Stored data:
■ ■ ■

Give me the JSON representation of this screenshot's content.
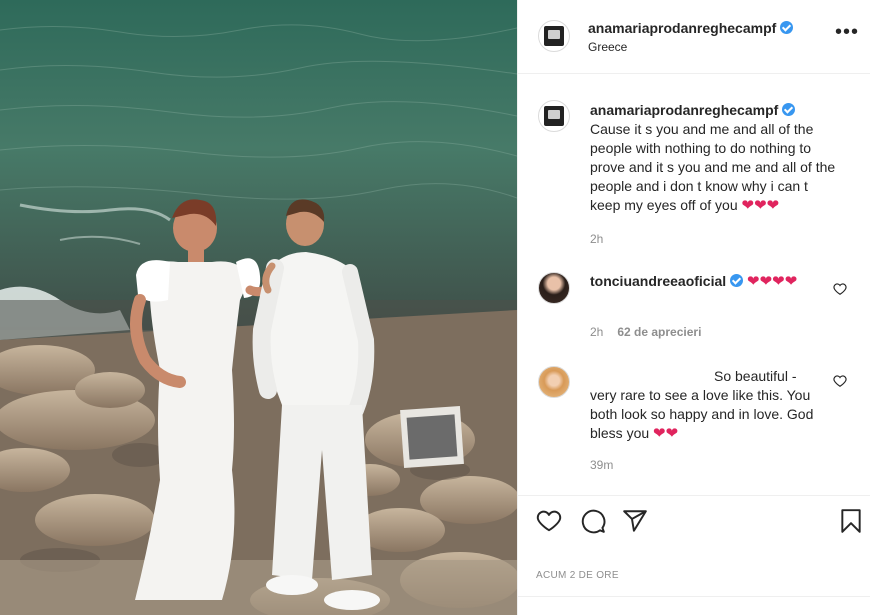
{
  "post": {
    "username": "anamariaprodanreghecampf",
    "location": "Greece",
    "more_label": "•••"
  },
  "caption": {
    "username": "anamariaprodanreghecampf",
    "text": "Cause it s you and me and all of the people with nothing to do nothing to prove and it s you and me and all of the people and i don t know why i can t keep my eyes off of you",
    "hearts": "❤❤❤",
    "time": "2h"
  },
  "comments": [
    {
      "username": "tonciuandreeaoficial",
      "text": "",
      "hearts": "❤❤❤❤",
      "time": "2h",
      "likes": "62 de aprecieri"
    },
    {
      "username": "",
      "text": "So beautiful - very rare to see a love like this. You both look so happy and in love. God bless you",
      "hearts": "❤❤",
      "time": "39m"
    }
  ],
  "footer": {
    "time_ago": "ACUM 2 DE ORE"
  },
  "colors": {
    "accent_verified": "#3897f0",
    "heart_red": "#e0245e",
    "muted_text": "#8e8e8e"
  },
  "icons": [
    "like-icon",
    "comment-icon",
    "share-icon",
    "save-icon",
    "more-icon",
    "verified-badge-icon",
    "comment-like-icon"
  ]
}
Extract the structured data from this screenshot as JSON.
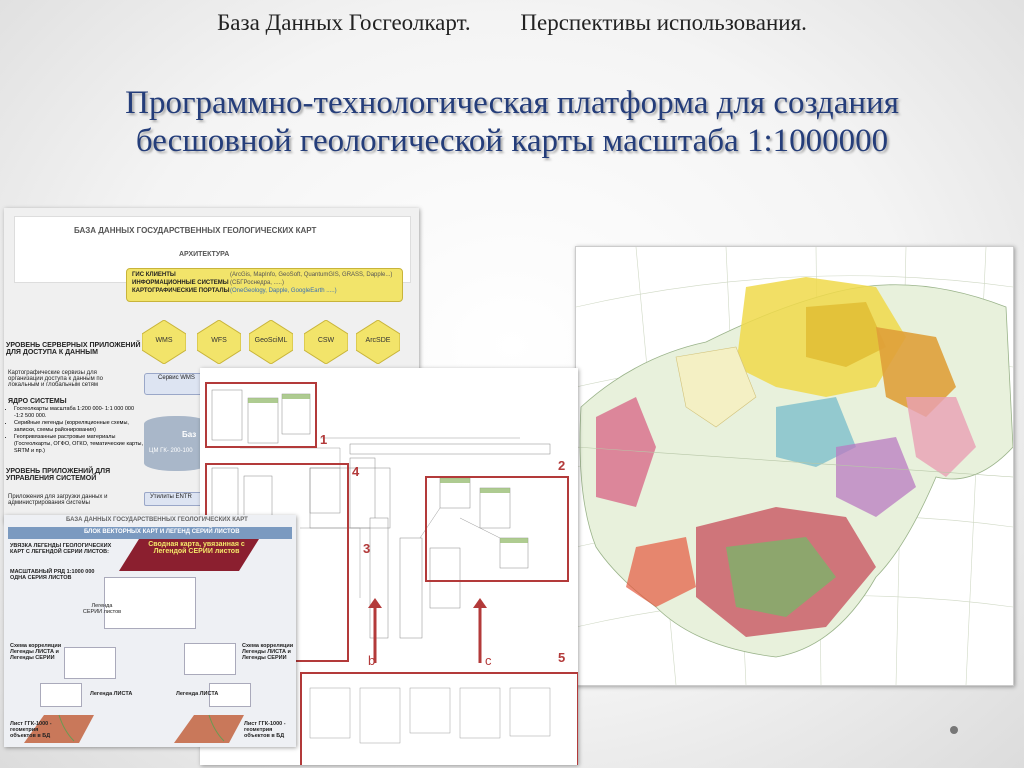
{
  "header": {
    "left": "База Данных Госгеолкарт.",
    "right": "Перспективы использования."
  },
  "title": {
    "line1": "Программно-технологическая платформа для создания",
    "line2": "бесшовной геологической карты масштаба 1:1000000"
  },
  "arch": {
    "heading": "БАЗА ДАННЫХ ГОСУДАРСТВЕННЫХ ГЕОЛОГИЧЕСКИХ КАРТ",
    "subheading": "АРХИТЕКТУРА",
    "gis_label": "ГИС КЛИЕНТЫ",
    "gis_value": "(ArcGis, MapInfo, GeoSoft, QuantumGIS, GRASS, Dapple...)",
    "info_label": "ИНФОРМАЦИОННЫЕ СИСТЕМЫ",
    "info_value": "(СБГРоснедра, .....)",
    "portal_label": "КАРТОГРАФИЧЕСКИЕ ПОРТАЛЫ",
    "portal_value": "(OneGeology, Dapple, GoogleEarth .....)",
    "services": [
      "WMS",
      "WFS",
      "GeoSciML",
      "CSW",
      "ArcSDE"
    ],
    "level1": "УРОВЕНЬ СЕРВЕРНЫХ ПРИЛОЖЕНИЙ ДЛЯ ДОСТУПА К ДАННЫМ",
    "level1_desc": "Картографические сервизы для организации доступа к данным по локальным и глобальным сетям",
    "core": "ЯДРО СИСТЕМЫ",
    "core_items": [
      "Госгеолкарты масштаба 1:200 000- 1:1 000 000 -1:2 500 000.",
      "Серийные легенды (корреляционные схемы, записки, схемы районирования)",
      "Геопривязанные растровые материалы (Госгеолкарты, ОГФО, ОГКО, тематические карты, SRTM и пр.)"
    ],
    "level2": "УРОВЕНЬ ПРИЛОЖЕНИЙ ДЛЯ УПРАВЛЕНИЯ СИСТЕМОЙ",
    "level2_desc": "Приложения для загрузки данных и администрирования системы",
    "service_box": "Сервис WMS",
    "db_label": "ЦМ ГК- 200-100",
    "db_top": "Баз",
    "utils": "Утилиты ENTR"
  },
  "schema": {
    "labels": [
      "1",
      "2",
      "3",
      "4",
      "5",
      "b",
      "c"
    ]
  },
  "vec": {
    "heading": "БАЗА ДАННЫХ ГОСУДАРСТВЕННЫХ ГЕОЛОГИЧЕСКИХ КАРТ",
    "subheading": "БЛОК ВЕКТОРНЫХ КАРТ И ЛЕГЕНД СЕРИЙ ЛИСТОВ",
    "intro": "УВЯЗКА ЛЕГЕНДЫ ГЕОЛОГИЧЕСКИХ КАРТ С ЛЕГЕНДОЙ СЕРИИ ЛИСТОВ:",
    "banner": "Сводная карта, увязанная с Легендой СЕРИИ листов",
    "scale": "МАСШТАБНЫЙ РЯД 1:1000 000 ОДНА СЕРИЯ ЛИСТОВ",
    "legend_series": "Легенда СЕРИИ листов",
    "corr_left": "Схема корреляции Легенды ЛИСТА и Легенды СЕРИИ",
    "corr_right": "Схема корреляции Легенды ЛИСТА и Легенды СЕРИИ",
    "legend_left": "Легенда ЛИСТА",
    "legend_right": "Легенда ЛИСТА",
    "sheet_left": "Лист ГГК-1000 - геометрия объектов в БД",
    "sheet_right": "Лист ГГК-1000 - геометрия объектов в БД"
  },
  "colors": {
    "title": "#243d7a",
    "frame": "#b33a3a",
    "yellow": "#f2e46a"
  }
}
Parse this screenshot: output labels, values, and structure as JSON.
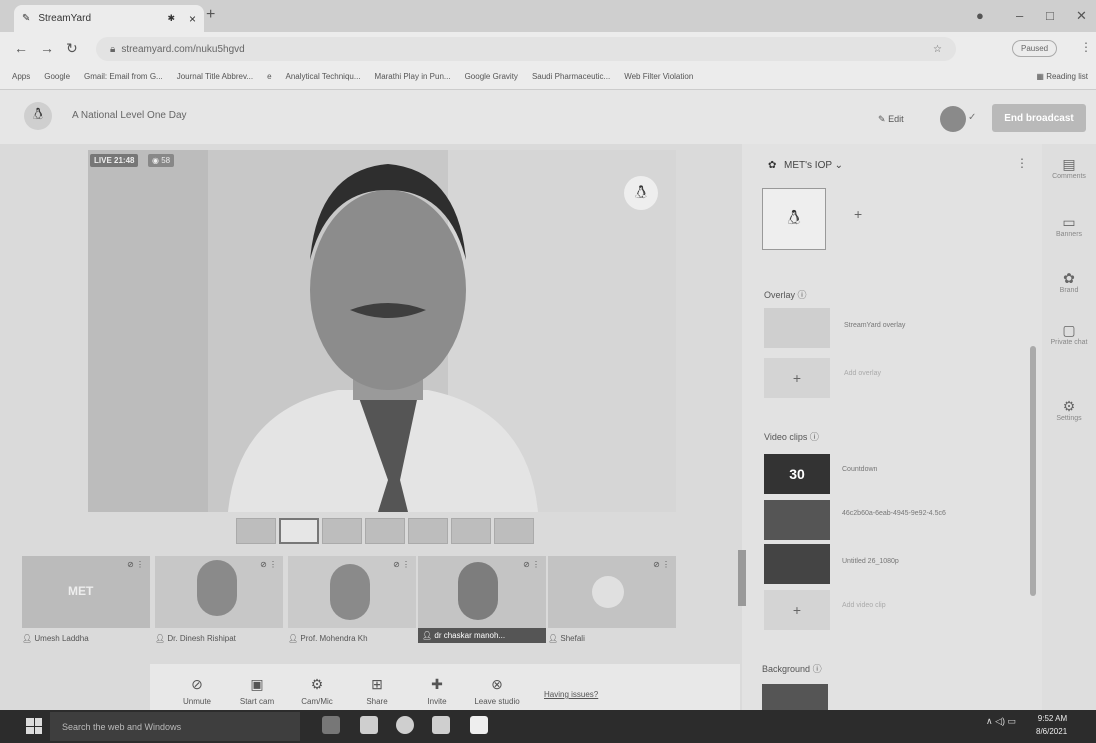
{
  "browser": {
    "tab_title": "StreamYard",
    "url": "streamyard.com/nuku5hgvd",
    "profile_label": "Paused",
    "reading_list": "Reading list",
    "bookmarks": [
      "Apps",
      "Google",
      "Gmail: Email from G...",
      "Journal Title Abbrev...",
      "e",
      "Analytical Techniqu...",
      "Marathi Play in Pun...",
      "Google Gravity",
      "Saudi Pharmaceutic...",
      "Web Filter Violation"
    ]
  },
  "header": {
    "broadcast_title": "A National Level One Day",
    "edit_label": "Edit",
    "end_button": "End broadcast"
  },
  "stage": {
    "live_badge": "LIVE 21:48",
    "viewers": "58"
  },
  "participants": [
    {
      "name": "Umesh Laddha",
      "tile_text": "MET"
    },
    {
      "name": "Dr. Dinesh Rishipat"
    },
    {
      "name": "Prof. Mohendra Kh"
    },
    {
      "name": "dr chaskar manoh..."
    },
    {
      "name": "Shefali"
    }
  ],
  "controls": [
    {
      "label": "Unmute",
      "icon": "mic-off-icon",
      "glyph": "⊘"
    },
    {
      "label": "Start cam",
      "icon": "cam-off-icon",
      "glyph": "▣"
    },
    {
      "label": "Cam/Mic",
      "icon": "gear-icon",
      "glyph": "⚙"
    },
    {
      "label": "Share",
      "icon": "share-icon",
      "glyph": "⊞"
    },
    {
      "label": "Invite",
      "icon": "invite-icon",
      "glyph": "✚"
    },
    {
      "label": "Leave studio",
      "icon": "leave-icon",
      "glyph": "⊗"
    }
  ],
  "having_issues": "Having issues?",
  "panel": {
    "brand_name": "MET's IOP",
    "overlay_title": "Overlay",
    "overlay_item": "StreamYard overlay",
    "add_overlay": "Add overlay",
    "video_clips_title": "Video clips",
    "clips": [
      {
        "thumb_text": "30",
        "name": "Countdown"
      },
      {
        "thumb_text": "",
        "name": "46c2b60a-6eab-4945-9e92-4.5c6"
      },
      {
        "thumb_text": "",
        "name": "Untitled 26_1080p"
      }
    ],
    "add_video_clip": "Add video clip",
    "background_title": "Background"
  },
  "sidenav": [
    {
      "label": "Comments",
      "icon": "comments-icon",
      "glyph": "▤"
    },
    {
      "label": "Banners",
      "icon": "banners-icon",
      "glyph": "▭"
    },
    {
      "label": "Brand",
      "icon": "brand-icon",
      "glyph": "✿"
    },
    {
      "label": "Private chat",
      "icon": "private-chat-icon",
      "glyph": "▢"
    },
    {
      "label": "Settings",
      "icon": "settings-icon",
      "glyph": "⚙"
    }
  ],
  "taskbar": {
    "search_placeholder": "Search the web and Windows",
    "time": "9:52 AM",
    "date": "8/6/2021"
  }
}
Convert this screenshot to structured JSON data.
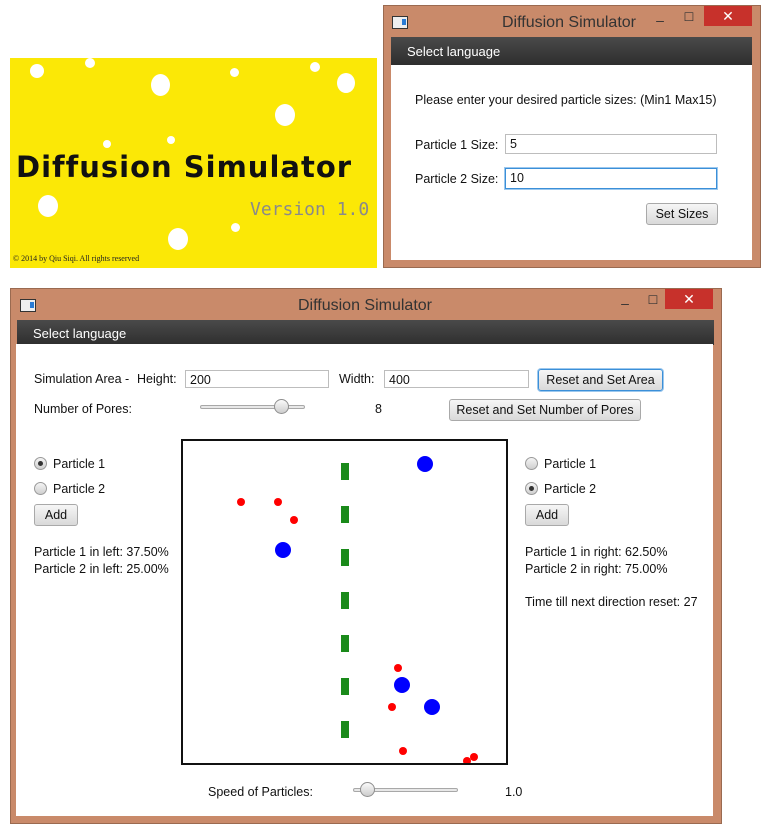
{
  "splash": {
    "title": "Diffusion Simulator",
    "version": "Version 1.0",
    "copyright": "© 2014 by Qiu Siqi. All rights reserved",
    "background_color": "#fbe806"
  },
  "size_dialog": {
    "window_title": "Diffusion Simulator",
    "menu": "Select language",
    "prompt": "Please enter your desired particle sizes: (Min1 Max15)",
    "particle1_label": "Particle 1 Size:",
    "particle1_value": "5",
    "particle2_label": "Particle 2 Size:",
    "particle2_value": "10",
    "set_button": "Set Sizes",
    "minimize_icon": "–",
    "maximize_icon": "☐",
    "close_icon": "✕"
  },
  "main": {
    "window_title": "Diffusion Simulator",
    "menu": "Select language",
    "area_label": "Simulation Area -",
    "height_label": "Height:",
    "height_value": "200",
    "width_label": "Width:",
    "width_value": "400",
    "reset_area_button": "Reset and Set Area",
    "pores_label": "Number of Pores:",
    "pores_value": "8",
    "pores_slider_fraction": 0.82,
    "reset_pores_button": "Reset and Set Number of Pores",
    "left_panel": {
      "radio1": "Particle 1",
      "radio2": "Particle 2",
      "selected": "Particle 1",
      "add_button": "Add",
      "stat1": "Particle 1 in left: 37.50%",
      "stat2": "Particle 2 in left: 25.00%"
    },
    "right_panel": {
      "radio1": "Particle 1",
      "radio2": "Particle 2",
      "selected": "Particle 2",
      "add_button": "Add",
      "stat1": "Particle 1 in right: 62.50%",
      "stat2": "Particle 2 in right: 75.00%",
      "timer": "Time till next direction reset: 27"
    },
    "speed_label": "Speed of Particles:",
    "speed_value": "1.0",
    "speed_slider_fraction": 0.08,
    "colors": {
      "particle1": "#ff0000",
      "particle2": "#0000ff",
      "pore": "#1a8a1a",
      "frame": "#c98a6a",
      "close": "#c7312b"
    }
  }
}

■ ■ ■

Set problem: Locate all lines in the listing above with the word "JSON" and copy them.

Solution to the exercise:
Give me the JSON representation of this screenshot's content.
Extract the structured data from this screenshot as JSON.
Parse this screenshot: output labels, values, and structure as JSON.
Convert this screenshot to structured JSON data.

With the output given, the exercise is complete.